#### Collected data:

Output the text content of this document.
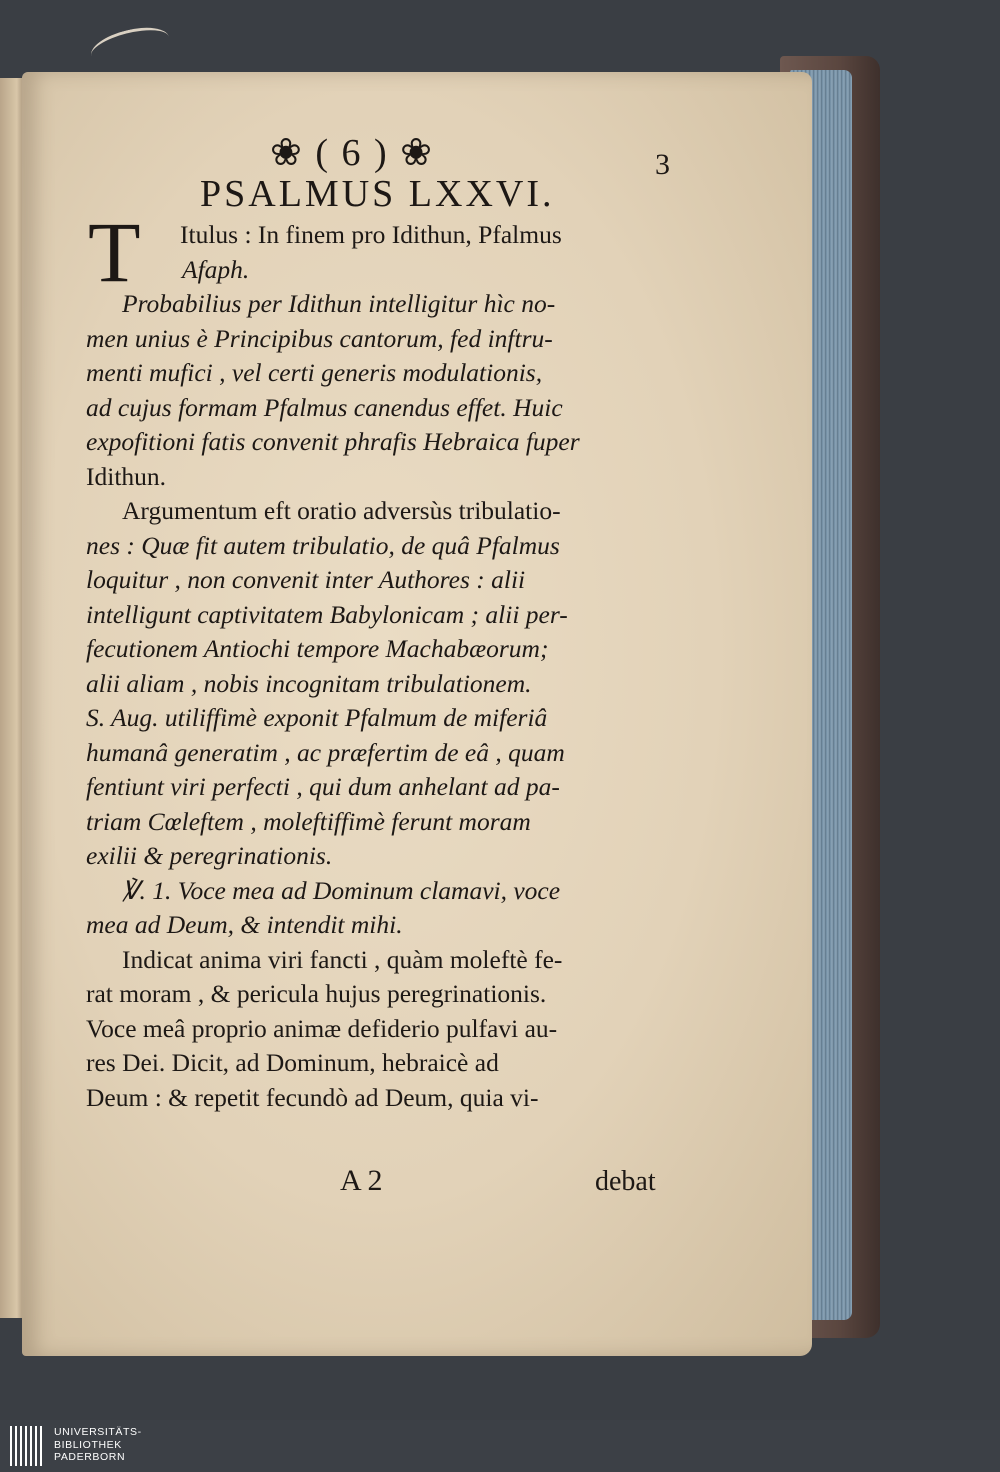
❀ ( 6 ) ❀	3
PSALMUS LXXVI.
T	Itulus : In finem pro Idithun, Pfalmus
Afaph.
Probabilius per Idithun intelligitur hìc no-
men unius è Principibus cantorum, fed inftru-
menti mufici , vel certi generis modulationis,
ad cujus formam Pfalmus canendus effet. Huic
expofitioni fatis convenit phrafis Hebraica fuper
Idithun.
Argumentum eft oratio adversùs tribulatio-
nes : Quæ fit autem tribulatio, de quâ Pfalmus
loquitur , non convenit inter Authores : alii
intelligunt captivitatem Babylonicam ; alii per-
fecutionem Antiochi tempore Machabæorum;
alii aliam , nobis incognitam tribulationem.
S. Aug. utiliffimè exponit Pfalmum de miferiâ
humanâ generatim , ac præfertim de eâ , quam
fentiunt viri perfecti , qui dum anhelant ad pa-
triam Cœleftem , moleftiffimè ferunt moram
exilii & peregrinationis.
℣. 1. Voce mea ad Dominum clamavi, voce
mea ad Deum, & intendit mihi.
Indicat anima viri fancti , quàm moleftè fe-
rat moram , & pericula hujus peregrinationis.
Voce meâ proprio animæ defiderio pulfavi au-
res Dei. Dicit, ad Dominum, hebraicè ad
Deum : & repetit fecundò ad Deum, quia vi-
A 2	debat
UNIVERSITÄTS-
BIBLIOTHEK
PADERBORN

#### WORK TO DO:
Restate the records word for word, omitting images.

#### COMPLETE OUTPUT:
Output the text content of this document.
❀ ( 6 ) ❀	3
PSALMUS LXXVI.
T	Itulus : In finem pro Idithun, Pfalmus
Afaph.
Probabilius per Idithun intelligitur hìc no-
men unius è Principibus cantorum, fed inftru-
menti mufici , vel certi generis modulationis,
ad cujus formam Pfalmus canendus effet. Huic
expofitioni fatis convenit phrafis Hebraica fuper
Idithun.
Argumentum eft oratio adversùs tribulatio-
nes : Quæ fit autem tribulatio, de quâ Pfalmus
loquitur , non convenit inter Authores : alii
intelligunt captivitatem Babylonicam ; alii per-
fecutionem Antiochi tempore Machabæorum;
alii aliam , nobis incognitam tribulationem.
S. Aug. utiliffimè exponit Pfalmum de miferiâ
humanâ generatim , ac præfertim de eâ , quam
fentiunt viri perfecti , qui dum anhelant ad pa-
triam Cœleftem , moleftiffimè ferunt moram
exilii & peregrinationis.
℣. 1. Voce mea ad Dominum clamavi, voce
mea ad Deum, & intendit mihi.
Indicat anima viri fancti , quàm moleftè fe-
rat moram , & pericula hujus peregrinationis.
Voce meâ proprio animæ defiderio pulfavi au-
res Dei. Dicit, ad Dominum, hebraicè ad
Deum : & repetit fecundò ad Deum, quia vi-
A 2	debat
UNIVERSITÄTS-
BIBLIOTHEK
PADERBORN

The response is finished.